Stored data entries
——
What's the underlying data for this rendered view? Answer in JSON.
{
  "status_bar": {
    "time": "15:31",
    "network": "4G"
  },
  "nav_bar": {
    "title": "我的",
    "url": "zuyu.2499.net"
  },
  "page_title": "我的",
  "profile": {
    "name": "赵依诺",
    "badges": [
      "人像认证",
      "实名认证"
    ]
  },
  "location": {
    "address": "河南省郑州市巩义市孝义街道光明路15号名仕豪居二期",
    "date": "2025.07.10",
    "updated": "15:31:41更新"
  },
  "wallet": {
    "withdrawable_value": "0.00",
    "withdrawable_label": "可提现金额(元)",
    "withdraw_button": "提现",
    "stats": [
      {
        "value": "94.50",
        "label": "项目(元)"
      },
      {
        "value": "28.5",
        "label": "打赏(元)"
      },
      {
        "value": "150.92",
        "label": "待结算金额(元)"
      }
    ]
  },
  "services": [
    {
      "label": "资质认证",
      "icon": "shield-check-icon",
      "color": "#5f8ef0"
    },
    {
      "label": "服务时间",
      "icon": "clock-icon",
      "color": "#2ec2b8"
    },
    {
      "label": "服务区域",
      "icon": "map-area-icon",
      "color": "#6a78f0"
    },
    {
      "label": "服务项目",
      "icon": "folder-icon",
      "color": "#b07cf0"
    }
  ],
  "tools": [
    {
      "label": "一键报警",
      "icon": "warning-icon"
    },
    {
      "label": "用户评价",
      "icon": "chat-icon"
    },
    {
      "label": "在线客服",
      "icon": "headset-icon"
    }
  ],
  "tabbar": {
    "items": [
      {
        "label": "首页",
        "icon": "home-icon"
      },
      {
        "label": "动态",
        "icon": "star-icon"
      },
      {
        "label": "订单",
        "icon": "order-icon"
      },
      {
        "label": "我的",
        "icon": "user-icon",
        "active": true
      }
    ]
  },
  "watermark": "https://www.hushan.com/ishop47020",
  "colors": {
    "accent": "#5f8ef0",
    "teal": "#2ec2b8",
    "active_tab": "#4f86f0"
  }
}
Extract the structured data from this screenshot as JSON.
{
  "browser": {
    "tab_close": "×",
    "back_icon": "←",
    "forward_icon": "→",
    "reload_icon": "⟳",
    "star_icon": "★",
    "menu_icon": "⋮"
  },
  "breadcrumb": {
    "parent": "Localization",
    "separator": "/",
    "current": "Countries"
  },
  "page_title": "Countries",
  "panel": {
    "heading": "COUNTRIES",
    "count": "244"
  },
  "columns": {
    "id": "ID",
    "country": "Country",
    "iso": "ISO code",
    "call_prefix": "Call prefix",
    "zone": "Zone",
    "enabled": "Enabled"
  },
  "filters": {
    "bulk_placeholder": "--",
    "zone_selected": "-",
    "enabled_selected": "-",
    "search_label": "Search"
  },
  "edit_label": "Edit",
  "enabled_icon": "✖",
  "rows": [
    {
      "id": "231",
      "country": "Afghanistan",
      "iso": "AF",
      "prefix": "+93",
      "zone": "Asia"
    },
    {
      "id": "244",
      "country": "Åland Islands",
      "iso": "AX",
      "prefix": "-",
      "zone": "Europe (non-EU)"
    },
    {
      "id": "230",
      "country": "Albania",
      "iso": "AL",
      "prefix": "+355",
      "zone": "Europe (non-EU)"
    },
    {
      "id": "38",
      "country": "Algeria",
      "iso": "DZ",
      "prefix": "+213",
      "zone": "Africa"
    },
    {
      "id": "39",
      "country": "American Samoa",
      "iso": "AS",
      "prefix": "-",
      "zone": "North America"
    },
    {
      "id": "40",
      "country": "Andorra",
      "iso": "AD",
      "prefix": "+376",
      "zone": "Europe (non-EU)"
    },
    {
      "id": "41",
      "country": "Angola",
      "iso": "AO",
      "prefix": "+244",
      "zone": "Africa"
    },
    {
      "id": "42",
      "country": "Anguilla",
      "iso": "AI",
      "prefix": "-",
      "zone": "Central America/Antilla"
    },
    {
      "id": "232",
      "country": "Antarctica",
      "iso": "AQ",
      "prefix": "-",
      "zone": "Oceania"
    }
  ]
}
——
- _TASK REQUIREMENTS_
The records above must be output exactly, in full.

- _SOLUTION TO THIS TASK_
What's the underlying data for this rendered view? Answer in JSON.
{
  "status_bar": {
    "time": "15:31",
    "network": "4G"
  },
  "nav_bar": {
    "title": "我的",
    "url": "zuyu.2499.net"
  },
  "page_title": "我的",
  "profile": {
    "name": "赵依诺",
    "badges": [
      "人像认证",
      "实名认证"
    ]
  },
  "location": {
    "address": "河南省郑州市巩义市孝义街道光明路15号名仕豪居二期",
    "date": "2025.07.10",
    "updated": "15:31:41更新"
  },
  "wallet": {
    "withdrawable_value": "0.00",
    "withdrawable_label": "可提现金额(元)",
    "withdraw_button": "提现",
    "stats": [
      {
        "value": "94.50",
        "label": "项目(元)"
      },
      {
        "value": "28.5",
        "label": "打赏(元)"
      },
      {
        "value": "150.92",
        "label": "待结算金额(元)"
      }
    ]
  },
  "services": [
    {
      "label": "资质认证",
      "icon": "shield-check-icon",
      "color": "#5f8ef0"
    },
    {
      "label": "服务时间",
      "icon": "clock-icon",
      "color": "#2ec2b8"
    },
    {
      "label": "服务区域",
      "icon": "map-area-icon",
      "color": "#6a78f0"
    },
    {
      "label": "服务项目",
      "icon": "folder-icon",
      "color": "#b07cf0"
    }
  ],
  "tools": [
    {
      "label": "一键报警",
      "icon": "warning-icon"
    },
    {
      "label": "用户评价",
      "icon": "chat-icon"
    },
    {
      "label": "在线客服",
      "icon": "headset-icon"
    }
  ],
  "tabbar": {
    "items": [
      {
        "label": "首页",
        "icon": "home-icon"
      },
      {
        "label": "动态",
        "icon": "star-icon"
      },
      {
        "label": "订单",
        "icon": "order-icon"
      },
      {
        "label": "我的",
        "icon": "user-icon",
        "active": true
      }
    ]
  },
  "watermark": "https://www.hushan.com/ishop47020",
  "colors": {
    "accent": "#5f8ef0",
    "teal": "#2ec2b8",
    "active_tab": "#4f86f0"
  }
}
Extract the structured data from this screenshot as JSON.
{
  "browser": {
    "tab_close": "×",
    "back_icon": "←",
    "forward_icon": "→",
    "reload_icon": "⟳",
    "star_icon": "★",
    "menu_icon": "⋮"
  },
  "breadcrumb": {
    "parent": "Localization",
    "separator": "/",
    "current": "Countries"
  },
  "page_title": "Countries",
  "panel": {
    "heading": "COUNTRIES",
    "count": "244"
  },
  "columns": {
    "id": "ID",
    "country": "Country",
    "iso": "ISO code",
    "call_prefix": "Call prefix",
    "zone": "Zone",
    "enabled": "Enabled"
  },
  "filters": {
    "bulk_placeholder": "--",
    "zone_selected": "-",
    "enabled_selected": "-",
    "search_label": "Search"
  },
  "edit_label": "Edit",
  "enabled_icon": "✖",
  "rows": [
    {
      "id": "231",
      "country": "Afghanistan",
      "iso": "AF",
      "prefix": "+93",
      "zone": "Asia"
    },
    {
      "id": "244",
      "country": "Åland Islands",
      "iso": "AX",
      "prefix": "-",
      "zone": "Europe (non-EU)"
    },
    {
      "id": "230",
      "country": "Albania",
      "iso": "AL",
      "prefix": "+355",
      "zone": "Europe (non-EU)"
    },
    {
      "id": "38",
      "country": "Algeria",
      "iso": "DZ",
      "prefix": "+213",
      "zone": "Africa"
    },
    {
      "id": "39",
      "country": "American Samoa",
      "iso": "AS",
      "prefix": "-",
      "zone": "North America"
    },
    {
      "id": "40",
      "country": "Andorra",
      "iso": "AD",
      "prefix": "+376",
      "zone": "Europe (non-EU)"
    },
    {
      "id": "41",
      "country": "Angola",
      "iso": "AO",
      "prefix": "+244",
      "zone": "Africa"
    },
    {
      "id": "42",
      "country": "Anguilla",
      "iso": "AI",
      "prefix": "-",
      "zone": "Central America/Antilla"
    },
    {
      "id": "232",
      "country": "Antarctica",
      "iso": "AQ",
      "prefix": "-",
      "zone": "Oceania"
    }
  ]
}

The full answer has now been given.